Exercise materials>
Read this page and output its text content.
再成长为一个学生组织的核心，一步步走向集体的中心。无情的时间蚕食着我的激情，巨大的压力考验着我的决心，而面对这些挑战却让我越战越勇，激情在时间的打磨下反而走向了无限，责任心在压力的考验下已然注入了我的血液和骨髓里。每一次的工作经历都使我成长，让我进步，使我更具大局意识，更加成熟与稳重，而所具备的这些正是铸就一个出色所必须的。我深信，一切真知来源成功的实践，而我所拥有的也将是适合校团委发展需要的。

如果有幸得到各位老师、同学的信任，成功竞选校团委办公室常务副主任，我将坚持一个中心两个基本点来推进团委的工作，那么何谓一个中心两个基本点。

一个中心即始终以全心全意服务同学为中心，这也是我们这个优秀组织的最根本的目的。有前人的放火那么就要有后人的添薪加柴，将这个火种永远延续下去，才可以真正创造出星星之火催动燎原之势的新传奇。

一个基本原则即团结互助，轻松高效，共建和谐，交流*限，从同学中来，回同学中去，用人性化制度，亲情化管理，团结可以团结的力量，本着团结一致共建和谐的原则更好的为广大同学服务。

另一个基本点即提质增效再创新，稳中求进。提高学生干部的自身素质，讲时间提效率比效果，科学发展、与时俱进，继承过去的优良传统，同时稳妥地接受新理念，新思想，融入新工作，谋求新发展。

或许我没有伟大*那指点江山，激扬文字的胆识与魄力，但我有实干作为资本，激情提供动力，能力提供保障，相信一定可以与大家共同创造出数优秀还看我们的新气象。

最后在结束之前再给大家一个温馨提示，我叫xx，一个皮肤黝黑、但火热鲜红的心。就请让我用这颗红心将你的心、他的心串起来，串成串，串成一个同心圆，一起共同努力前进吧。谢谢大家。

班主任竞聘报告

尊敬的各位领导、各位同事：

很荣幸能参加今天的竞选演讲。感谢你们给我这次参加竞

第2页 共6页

Written request>
Make an exact copy of every entry.

Answer to the problem>
Read this page and output its text content.
再成长为一个学生组织的核心，一步步走向集体的中心。无情的时间蚕食着我的激情，巨大的压力考验着我的决心，而面对这些挑战却让我越战越勇，激情在时间的打磨下反而走向了无限，责任心在压力的考验下已然注入了我的血液和骨髓里。每一次的工作经历都使我成长，让我进步，使我更具大局意识，更加成熟与稳重，而所具备的这些正是铸就一个出色所必须的。我深信，一切真知来源成功的实践，而我所拥有的也将是适合校团委发展需要的。

如果有幸得到各位老师、同学的信任，成功竞选校团委办公室常务副主任，我将坚持一个中心两个基本点来推进团委的工作，那么何谓一个中心两个基本点。

一个中心即始终以全心全意服务同学为中心，这也是我们这个优秀组织的最根本的目的。有前人的放火那么就要有后人的添薪加柴，将这个火种永远延续下去，才可以真正创造出星星之火催动燎原之势的新传奇。

一个基本原则即团结互助，轻松高效，共建和谐，交流*限，从同学中来，回同学中去，用人性化制度，亲情化管理，团结可以团结的力量，本着团结一致共建和谐的原则更好的为广大同学服务。

另一个基本点即提质增效再创新，稳中求进。提高学生干部的自身素质，讲时间提效率比效果，科学发展、与时俱进，继承过去的优良传统，同时稳妥地接受新理念，新思想，融入新工作，谋求新发展。

或许我没有伟大*那指点江山，激扬文字的胆识与魄力，但我有实干作为资本，激情提供动力，能力提供保障，相信一定可以与大家共同创造出数优秀还看我们的新气象。

最后在结束之前再给大家一个温馨提示，我叫xx，一个皮肤黝黑、但火热鲜红的心。就请让我用这颗红心将你的心、他的心串起来，串成串，串成一个同心圆，一起共同努力前进吧。谢谢大家。

班主任竞聘报告

尊敬的各位领导、各位同事：

很荣幸能参加今天的竞选演讲。感谢你们给我这次参加竞

第2页 共6页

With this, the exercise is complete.